Please rewrite the listing below as a numbered list, leaving out any blank lines.

═════ Data for this task

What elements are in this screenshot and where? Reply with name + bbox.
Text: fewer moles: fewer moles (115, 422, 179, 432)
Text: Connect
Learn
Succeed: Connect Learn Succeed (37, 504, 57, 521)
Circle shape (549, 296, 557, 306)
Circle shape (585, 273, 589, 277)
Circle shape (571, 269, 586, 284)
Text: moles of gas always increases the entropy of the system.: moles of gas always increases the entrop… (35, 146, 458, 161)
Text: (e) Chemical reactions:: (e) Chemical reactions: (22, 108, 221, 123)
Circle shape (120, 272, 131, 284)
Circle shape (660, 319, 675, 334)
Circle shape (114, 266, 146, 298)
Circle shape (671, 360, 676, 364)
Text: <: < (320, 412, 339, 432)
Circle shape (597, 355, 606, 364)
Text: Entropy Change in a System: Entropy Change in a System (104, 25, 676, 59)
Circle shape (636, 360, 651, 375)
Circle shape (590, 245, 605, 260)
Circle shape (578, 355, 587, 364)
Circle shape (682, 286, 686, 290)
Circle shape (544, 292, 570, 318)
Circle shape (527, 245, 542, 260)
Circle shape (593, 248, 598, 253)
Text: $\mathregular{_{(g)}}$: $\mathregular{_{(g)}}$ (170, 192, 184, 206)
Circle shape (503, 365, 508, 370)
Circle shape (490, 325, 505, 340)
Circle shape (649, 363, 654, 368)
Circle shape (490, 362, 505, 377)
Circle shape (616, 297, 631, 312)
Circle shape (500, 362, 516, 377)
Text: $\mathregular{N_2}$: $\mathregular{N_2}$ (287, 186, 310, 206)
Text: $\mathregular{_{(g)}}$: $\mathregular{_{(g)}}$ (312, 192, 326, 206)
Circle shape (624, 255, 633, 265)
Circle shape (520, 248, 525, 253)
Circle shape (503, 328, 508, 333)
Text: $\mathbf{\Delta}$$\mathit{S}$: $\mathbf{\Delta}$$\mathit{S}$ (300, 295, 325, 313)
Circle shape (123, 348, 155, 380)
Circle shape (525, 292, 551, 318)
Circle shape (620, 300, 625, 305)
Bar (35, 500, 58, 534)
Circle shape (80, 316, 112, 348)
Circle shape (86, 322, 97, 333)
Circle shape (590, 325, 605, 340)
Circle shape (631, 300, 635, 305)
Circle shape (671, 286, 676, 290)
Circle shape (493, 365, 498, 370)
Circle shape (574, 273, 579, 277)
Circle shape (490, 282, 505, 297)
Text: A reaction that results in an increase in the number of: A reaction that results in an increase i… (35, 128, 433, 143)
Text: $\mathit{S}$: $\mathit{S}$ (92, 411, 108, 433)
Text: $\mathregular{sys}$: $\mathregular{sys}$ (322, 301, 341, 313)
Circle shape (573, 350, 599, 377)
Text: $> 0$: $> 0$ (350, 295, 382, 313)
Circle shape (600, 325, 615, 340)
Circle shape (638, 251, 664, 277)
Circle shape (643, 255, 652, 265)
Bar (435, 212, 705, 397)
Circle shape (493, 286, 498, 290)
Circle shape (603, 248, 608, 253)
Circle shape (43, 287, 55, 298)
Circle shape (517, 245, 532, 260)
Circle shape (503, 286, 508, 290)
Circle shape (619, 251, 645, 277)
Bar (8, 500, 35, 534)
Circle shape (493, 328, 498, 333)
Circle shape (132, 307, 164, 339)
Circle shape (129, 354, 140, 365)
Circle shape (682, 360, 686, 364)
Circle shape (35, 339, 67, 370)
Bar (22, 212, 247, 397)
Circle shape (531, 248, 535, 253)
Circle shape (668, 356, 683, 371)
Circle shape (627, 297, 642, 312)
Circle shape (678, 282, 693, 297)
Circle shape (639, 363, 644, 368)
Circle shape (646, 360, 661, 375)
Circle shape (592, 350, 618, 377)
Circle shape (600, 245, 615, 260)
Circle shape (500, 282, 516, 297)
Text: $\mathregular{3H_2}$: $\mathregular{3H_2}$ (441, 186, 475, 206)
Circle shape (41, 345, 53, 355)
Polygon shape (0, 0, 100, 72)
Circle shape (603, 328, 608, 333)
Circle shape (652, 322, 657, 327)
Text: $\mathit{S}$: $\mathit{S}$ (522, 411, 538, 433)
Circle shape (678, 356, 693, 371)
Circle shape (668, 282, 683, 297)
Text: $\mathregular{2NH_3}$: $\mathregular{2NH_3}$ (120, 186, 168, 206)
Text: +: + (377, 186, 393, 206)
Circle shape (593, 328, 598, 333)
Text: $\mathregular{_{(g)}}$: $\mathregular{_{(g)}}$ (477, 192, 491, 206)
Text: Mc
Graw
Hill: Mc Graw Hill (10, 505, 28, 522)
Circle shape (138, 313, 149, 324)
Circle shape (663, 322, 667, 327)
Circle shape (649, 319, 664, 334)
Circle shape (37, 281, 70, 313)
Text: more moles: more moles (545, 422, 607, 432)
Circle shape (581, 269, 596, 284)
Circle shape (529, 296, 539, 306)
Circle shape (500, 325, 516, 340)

══════════

** Task output **
1. What elements are in this screenshot and where? Reply with name + bbox.
2. Text: fewer moles: fewer moles (115, 422, 179, 432)
3. Text: Connect
4. Learn
5. Succeed: Connect Learn Succeed (37, 504, 57, 521)
6. Circle shape (549, 296, 557, 306)
7. Circle shape (585, 273, 589, 277)
8. Circle shape (571, 269, 586, 284)
9. Text: moles of gas always increases the entropy of the system.: moles of gas always increases the entrop… (35, 146, 458, 161)
10. Text: (e) Chemical reactions:: (e) Chemical reactions: (22, 108, 221, 123)
11. Circle shape (120, 272, 131, 284)
12. Circle shape (660, 319, 675, 334)
13. Circle shape (114, 266, 146, 298)
14. Circle shape (671, 360, 676, 364)
15. Text: <: < (320, 412, 339, 432)
16. Circle shape (597, 355, 606, 364)
17. Text: Entropy Change in a System: Entropy Change in a System (104, 25, 676, 59)
18. Circle shape (636, 360, 651, 375)
19. Circle shape (590, 245, 605, 260)
20. Circle shape (578, 355, 587, 364)
21. Circle shape (682, 286, 686, 290)
22. Circle shape (544, 292, 570, 318)
23. Circle shape (527, 245, 542, 260)
24. Circle shape (593, 248, 598, 253)
25. Text: $\mathregular{_{(g)}}$: $\mathregular{_{(g)}}$ (170, 192, 184, 206)
26. Circle shape (503, 365, 508, 370)
27. Circle shape (490, 325, 505, 340)
28. Circle shape (649, 363, 654, 368)
29. Circle shape (490, 362, 505, 377)
30. Circle shape (616, 297, 631, 312)
31. Circle shape (500, 362, 516, 377)
32. Text: $\mathregular{N_2}$: $\mathregular{N_2}$ (287, 186, 310, 206)
33. Text: $\mathregular{_{(g)}}$: $\mathregular{_{(g)}}$ (312, 192, 326, 206)
34. Circle shape (624, 255, 633, 265)
35. Circle shape (520, 248, 525, 253)
36. Circle shape (503, 328, 508, 333)
37. Text: $\mathbf{\Delta}$$\mathit{S}$: $\mathbf{\Delta}$$\mathit{S}$ (300, 295, 325, 313)
38. Circle shape (123, 348, 155, 380)
39. Circle shape (525, 292, 551, 318)
40. Circle shape (620, 300, 625, 305)
41. Bar (35, 500, 58, 534)
42. Circle shape (80, 316, 112, 348)
43. Circle shape (86, 322, 97, 333)
44. Circle shape (590, 325, 605, 340)
45. Circle shape (631, 300, 635, 305)
46. Circle shape (671, 286, 676, 290)
47. Circle shape (493, 365, 498, 370)
48. Circle shape (574, 273, 579, 277)
49. Circle shape (490, 282, 505, 297)
50. Text: A reaction that results in an increase in the number of: A reaction that results in an increase i… (35, 128, 433, 143)
51. Text: $\mathit{S}$: $\mathit{S}$ (92, 411, 108, 433)
52. Text: $\mathregular{sys}$: $\mathregular{sys}$ (322, 301, 341, 313)
53. Circle shape (573, 350, 599, 377)
54. Text: $> 0$: $> 0$ (350, 295, 382, 313)
55. Circle shape (600, 325, 615, 340)
56. Circle shape (638, 251, 664, 277)
57. Circle shape (643, 255, 652, 265)
58. Bar (435, 212, 705, 397)
59. Circle shape (493, 286, 498, 290)
60. Circle shape (603, 248, 608, 253)
61. Circle shape (43, 287, 55, 298)
62. Circle shape (517, 245, 532, 260)
63. Circle shape (503, 286, 508, 290)
64. Circle shape (619, 251, 645, 277)
65. Bar (8, 500, 35, 534)
66. Circle shape (493, 328, 498, 333)
67. Circle shape (132, 307, 164, 339)
68. Circle shape (129, 354, 140, 365)
69. Circle shape (682, 360, 686, 364)
70. Circle shape (35, 339, 67, 370)
71. Bar (22, 212, 247, 397)
72. Circle shape (531, 248, 535, 253)
73. Circle shape (668, 356, 683, 371)
74. Circle shape (627, 297, 642, 312)
75. Circle shape (678, 282, 693, 297)
76. Circle shape (639, 363, 644, 368)
77. Circle shape (646, 360, 661, 375)
78. Circle shape (592, 350, 618, 377)
79. Circle shape (600, 245, 615, 260)
80. Circle shape (500, 282, 516, 297)
81. Text: $\mathregular{3H_2}$: $\mathregular{3H_2}$ (441, 186, 475, 206)
82. Circle shape (41, 345, 53, 355)
83. Polygon shape (0, 0, 100, 72)
84. Circle shape (603, 328, 608, 333)
85. Circle shape (652, 322, 657, 327)
86. Text: $\mathit{S}$: $\mathit{S}$ (522, 411, 538, 433)
87. Circle shape (678, 356, 693, 371)
88. Circle shape (668, 282, 683, 297)
89. Text: $\mathregular{2NH_3}$: $\mathregular{2NH_3}$ (120, 186, 168, 206)
90. Text: +: + (377, 186, 393, 206)
91. Circle shape (593, 328, 598, 333)
92. Text: $\mathregular{_{(g)}}$: $\mathregular{_{(g)}}$ (477, 192, 491, 206)
93. Text: Mc
94. Graw
95. Hill: Mc Graw Hill (10, 505, 28, 522)
96. Circle shape (138, 313, 149, 324)
97. Circle shape (663, 322, 667, 327)
98. Circle shape (649, 319, 664, 334)
99. Circle shape (37, 281, 70, 313)
100. Text: more moles: more moles (545, 422, 607, 432)
101. Circle shape (581, 269, 596, 284)
102. Circle shape (529, 296, 539, 306)
103. Circle shape (500, 325, 516, 340)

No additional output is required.